• Directive: Pick out every line that holds the string "Config" and copy it.

• Dataset excerpts:
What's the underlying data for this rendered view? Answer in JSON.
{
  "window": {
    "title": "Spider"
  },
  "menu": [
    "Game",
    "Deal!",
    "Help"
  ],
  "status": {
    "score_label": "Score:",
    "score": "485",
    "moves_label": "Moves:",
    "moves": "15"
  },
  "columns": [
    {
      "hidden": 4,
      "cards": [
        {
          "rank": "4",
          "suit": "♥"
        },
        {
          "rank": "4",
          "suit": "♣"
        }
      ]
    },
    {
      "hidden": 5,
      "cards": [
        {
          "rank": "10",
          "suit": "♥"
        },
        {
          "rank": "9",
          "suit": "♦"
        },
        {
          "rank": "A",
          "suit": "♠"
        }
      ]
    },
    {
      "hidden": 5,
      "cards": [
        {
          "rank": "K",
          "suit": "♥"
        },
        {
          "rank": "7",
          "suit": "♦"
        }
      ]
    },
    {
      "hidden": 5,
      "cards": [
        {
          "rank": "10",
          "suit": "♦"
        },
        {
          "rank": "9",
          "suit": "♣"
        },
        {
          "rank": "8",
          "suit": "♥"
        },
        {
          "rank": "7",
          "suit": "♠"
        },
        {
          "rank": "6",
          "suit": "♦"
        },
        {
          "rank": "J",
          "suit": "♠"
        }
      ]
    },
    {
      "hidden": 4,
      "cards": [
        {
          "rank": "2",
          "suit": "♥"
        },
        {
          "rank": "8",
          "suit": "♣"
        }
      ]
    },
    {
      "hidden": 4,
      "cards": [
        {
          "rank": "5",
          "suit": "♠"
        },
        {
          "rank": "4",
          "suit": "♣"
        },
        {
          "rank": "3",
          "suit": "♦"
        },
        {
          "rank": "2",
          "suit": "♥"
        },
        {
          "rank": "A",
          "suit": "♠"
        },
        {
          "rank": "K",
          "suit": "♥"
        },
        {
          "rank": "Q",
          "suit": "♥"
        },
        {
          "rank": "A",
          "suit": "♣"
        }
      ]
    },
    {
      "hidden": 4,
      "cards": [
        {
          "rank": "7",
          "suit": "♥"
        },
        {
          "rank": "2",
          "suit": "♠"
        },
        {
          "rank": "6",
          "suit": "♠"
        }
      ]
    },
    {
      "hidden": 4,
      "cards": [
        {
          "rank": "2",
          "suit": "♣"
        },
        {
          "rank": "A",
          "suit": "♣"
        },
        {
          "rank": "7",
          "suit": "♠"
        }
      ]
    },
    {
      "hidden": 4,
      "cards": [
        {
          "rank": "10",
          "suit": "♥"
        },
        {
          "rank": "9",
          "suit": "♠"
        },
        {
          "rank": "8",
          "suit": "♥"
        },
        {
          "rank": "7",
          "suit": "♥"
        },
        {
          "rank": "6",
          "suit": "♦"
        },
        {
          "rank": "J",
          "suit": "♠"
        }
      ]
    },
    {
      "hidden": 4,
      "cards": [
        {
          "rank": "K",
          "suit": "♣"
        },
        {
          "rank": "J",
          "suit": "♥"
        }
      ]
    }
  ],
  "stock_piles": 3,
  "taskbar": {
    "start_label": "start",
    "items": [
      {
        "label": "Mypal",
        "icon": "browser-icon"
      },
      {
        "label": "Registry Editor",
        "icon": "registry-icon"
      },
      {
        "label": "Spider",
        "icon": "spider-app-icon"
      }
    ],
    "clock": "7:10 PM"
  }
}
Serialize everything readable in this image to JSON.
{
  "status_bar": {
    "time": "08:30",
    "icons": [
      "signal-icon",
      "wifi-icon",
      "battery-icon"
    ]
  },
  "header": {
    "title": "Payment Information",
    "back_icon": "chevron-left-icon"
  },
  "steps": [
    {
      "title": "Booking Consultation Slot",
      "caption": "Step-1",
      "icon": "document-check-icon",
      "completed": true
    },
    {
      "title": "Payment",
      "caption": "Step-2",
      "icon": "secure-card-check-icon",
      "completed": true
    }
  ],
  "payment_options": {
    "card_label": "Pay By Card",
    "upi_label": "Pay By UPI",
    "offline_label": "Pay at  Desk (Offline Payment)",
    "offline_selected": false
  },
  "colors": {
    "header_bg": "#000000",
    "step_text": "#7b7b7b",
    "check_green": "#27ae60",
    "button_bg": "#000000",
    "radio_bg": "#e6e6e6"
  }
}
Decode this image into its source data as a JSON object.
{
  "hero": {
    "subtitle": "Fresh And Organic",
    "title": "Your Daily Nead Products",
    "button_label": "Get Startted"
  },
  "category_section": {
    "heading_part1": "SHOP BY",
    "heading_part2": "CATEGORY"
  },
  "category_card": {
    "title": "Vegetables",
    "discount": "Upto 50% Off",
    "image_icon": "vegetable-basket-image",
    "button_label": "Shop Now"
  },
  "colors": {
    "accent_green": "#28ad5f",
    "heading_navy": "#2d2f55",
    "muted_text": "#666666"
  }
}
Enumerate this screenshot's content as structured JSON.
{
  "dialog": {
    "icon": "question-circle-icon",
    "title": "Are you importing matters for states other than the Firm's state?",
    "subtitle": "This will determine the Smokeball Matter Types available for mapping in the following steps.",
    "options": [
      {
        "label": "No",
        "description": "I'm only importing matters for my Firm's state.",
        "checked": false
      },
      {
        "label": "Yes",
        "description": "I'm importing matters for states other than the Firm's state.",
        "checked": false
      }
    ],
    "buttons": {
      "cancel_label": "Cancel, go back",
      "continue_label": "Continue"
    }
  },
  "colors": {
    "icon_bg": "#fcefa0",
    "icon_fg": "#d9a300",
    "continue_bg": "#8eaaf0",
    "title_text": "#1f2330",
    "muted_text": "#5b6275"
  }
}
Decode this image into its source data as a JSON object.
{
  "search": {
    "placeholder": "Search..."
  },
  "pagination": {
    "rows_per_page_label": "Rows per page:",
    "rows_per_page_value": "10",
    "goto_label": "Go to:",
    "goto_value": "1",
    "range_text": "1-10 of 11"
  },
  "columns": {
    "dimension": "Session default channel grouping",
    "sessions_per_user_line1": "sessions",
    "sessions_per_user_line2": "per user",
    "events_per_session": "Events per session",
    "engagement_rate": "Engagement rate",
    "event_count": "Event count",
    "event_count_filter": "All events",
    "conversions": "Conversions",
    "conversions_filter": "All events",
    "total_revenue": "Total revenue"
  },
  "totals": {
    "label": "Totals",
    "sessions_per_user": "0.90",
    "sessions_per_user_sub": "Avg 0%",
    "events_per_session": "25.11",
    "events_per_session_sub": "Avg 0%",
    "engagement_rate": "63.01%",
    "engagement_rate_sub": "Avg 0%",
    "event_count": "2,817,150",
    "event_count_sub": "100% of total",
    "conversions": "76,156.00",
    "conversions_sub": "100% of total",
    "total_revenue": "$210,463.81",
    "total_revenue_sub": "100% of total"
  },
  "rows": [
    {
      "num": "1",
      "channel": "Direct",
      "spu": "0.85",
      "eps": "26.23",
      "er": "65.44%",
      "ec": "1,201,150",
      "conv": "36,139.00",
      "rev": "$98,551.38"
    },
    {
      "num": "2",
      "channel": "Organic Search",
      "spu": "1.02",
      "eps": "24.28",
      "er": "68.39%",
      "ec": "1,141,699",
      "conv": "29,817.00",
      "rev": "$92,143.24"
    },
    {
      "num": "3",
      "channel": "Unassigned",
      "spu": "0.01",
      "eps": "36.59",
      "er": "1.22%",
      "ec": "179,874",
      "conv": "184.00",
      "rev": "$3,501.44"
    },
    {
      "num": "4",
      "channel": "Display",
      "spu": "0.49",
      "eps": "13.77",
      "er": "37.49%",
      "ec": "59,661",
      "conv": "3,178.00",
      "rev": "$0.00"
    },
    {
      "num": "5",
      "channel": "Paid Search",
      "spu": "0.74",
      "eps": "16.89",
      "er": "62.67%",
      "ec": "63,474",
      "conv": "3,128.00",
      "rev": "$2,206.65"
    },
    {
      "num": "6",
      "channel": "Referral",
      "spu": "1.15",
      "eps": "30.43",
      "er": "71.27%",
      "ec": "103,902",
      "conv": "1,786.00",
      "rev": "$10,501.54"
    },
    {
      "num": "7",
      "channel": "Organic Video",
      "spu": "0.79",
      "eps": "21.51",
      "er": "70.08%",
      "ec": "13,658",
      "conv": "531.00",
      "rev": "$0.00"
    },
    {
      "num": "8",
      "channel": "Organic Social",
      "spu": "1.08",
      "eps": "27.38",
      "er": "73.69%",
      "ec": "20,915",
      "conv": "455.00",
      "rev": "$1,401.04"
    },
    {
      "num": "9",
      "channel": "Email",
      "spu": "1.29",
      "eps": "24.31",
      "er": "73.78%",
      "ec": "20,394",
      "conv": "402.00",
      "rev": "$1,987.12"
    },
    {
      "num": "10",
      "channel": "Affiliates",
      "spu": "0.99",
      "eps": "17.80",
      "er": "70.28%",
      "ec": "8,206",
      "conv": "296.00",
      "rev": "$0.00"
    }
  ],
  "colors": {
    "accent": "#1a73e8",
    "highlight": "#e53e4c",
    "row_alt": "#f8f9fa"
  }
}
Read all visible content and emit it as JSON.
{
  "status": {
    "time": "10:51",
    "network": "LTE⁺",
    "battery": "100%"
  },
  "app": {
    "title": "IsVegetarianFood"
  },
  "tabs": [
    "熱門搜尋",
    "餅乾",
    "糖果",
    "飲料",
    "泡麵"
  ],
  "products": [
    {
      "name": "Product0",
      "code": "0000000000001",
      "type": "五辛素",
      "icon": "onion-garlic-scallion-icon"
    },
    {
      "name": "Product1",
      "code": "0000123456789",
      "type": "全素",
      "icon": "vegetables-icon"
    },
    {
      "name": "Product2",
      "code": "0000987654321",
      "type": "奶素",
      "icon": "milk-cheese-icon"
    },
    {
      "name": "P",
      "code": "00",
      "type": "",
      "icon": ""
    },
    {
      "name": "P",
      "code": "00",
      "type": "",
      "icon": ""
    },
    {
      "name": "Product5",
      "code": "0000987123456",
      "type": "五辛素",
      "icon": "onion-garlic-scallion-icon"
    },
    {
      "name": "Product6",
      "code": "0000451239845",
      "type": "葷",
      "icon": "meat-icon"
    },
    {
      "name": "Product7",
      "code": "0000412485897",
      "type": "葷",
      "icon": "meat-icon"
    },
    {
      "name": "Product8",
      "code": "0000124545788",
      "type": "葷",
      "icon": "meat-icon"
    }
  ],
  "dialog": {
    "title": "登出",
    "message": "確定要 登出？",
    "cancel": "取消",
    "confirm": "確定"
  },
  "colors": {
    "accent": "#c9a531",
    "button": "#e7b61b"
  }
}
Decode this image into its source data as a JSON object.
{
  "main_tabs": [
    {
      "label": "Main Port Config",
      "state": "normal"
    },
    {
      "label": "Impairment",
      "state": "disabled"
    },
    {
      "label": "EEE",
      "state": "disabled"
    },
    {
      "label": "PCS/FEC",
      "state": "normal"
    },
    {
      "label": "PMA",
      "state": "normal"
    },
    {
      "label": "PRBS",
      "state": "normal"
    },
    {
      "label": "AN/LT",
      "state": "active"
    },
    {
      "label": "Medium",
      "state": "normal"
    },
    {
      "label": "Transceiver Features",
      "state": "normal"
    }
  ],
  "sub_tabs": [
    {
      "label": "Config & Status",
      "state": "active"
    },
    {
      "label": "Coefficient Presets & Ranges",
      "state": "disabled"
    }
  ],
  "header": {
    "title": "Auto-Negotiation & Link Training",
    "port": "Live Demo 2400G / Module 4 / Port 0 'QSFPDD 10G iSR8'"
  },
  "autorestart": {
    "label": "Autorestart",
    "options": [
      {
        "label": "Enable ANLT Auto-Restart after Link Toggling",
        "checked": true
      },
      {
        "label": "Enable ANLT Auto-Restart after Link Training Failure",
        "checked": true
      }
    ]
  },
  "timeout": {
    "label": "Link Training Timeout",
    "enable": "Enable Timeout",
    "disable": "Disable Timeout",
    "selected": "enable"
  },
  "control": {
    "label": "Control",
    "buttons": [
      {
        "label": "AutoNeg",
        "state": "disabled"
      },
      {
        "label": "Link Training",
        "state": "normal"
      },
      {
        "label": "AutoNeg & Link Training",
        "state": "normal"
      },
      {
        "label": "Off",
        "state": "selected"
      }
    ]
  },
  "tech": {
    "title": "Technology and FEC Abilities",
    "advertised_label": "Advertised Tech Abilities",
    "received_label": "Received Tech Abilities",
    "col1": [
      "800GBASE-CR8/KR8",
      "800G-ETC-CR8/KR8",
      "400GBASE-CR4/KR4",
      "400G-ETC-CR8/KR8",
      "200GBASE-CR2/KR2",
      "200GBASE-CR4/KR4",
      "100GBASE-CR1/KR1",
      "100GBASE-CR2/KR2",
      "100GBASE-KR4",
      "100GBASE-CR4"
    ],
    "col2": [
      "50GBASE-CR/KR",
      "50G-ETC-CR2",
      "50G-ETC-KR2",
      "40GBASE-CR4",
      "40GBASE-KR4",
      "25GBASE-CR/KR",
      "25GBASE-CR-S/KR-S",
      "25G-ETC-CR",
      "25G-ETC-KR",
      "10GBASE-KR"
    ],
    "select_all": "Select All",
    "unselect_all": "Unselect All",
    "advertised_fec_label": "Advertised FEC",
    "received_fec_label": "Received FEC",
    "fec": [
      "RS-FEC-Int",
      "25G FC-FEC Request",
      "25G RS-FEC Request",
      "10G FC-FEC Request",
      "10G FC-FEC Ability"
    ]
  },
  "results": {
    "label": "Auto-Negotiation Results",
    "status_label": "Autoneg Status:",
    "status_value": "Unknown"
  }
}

• Task response:
      "label": "Main Port Config",
      "label": "Config & Status",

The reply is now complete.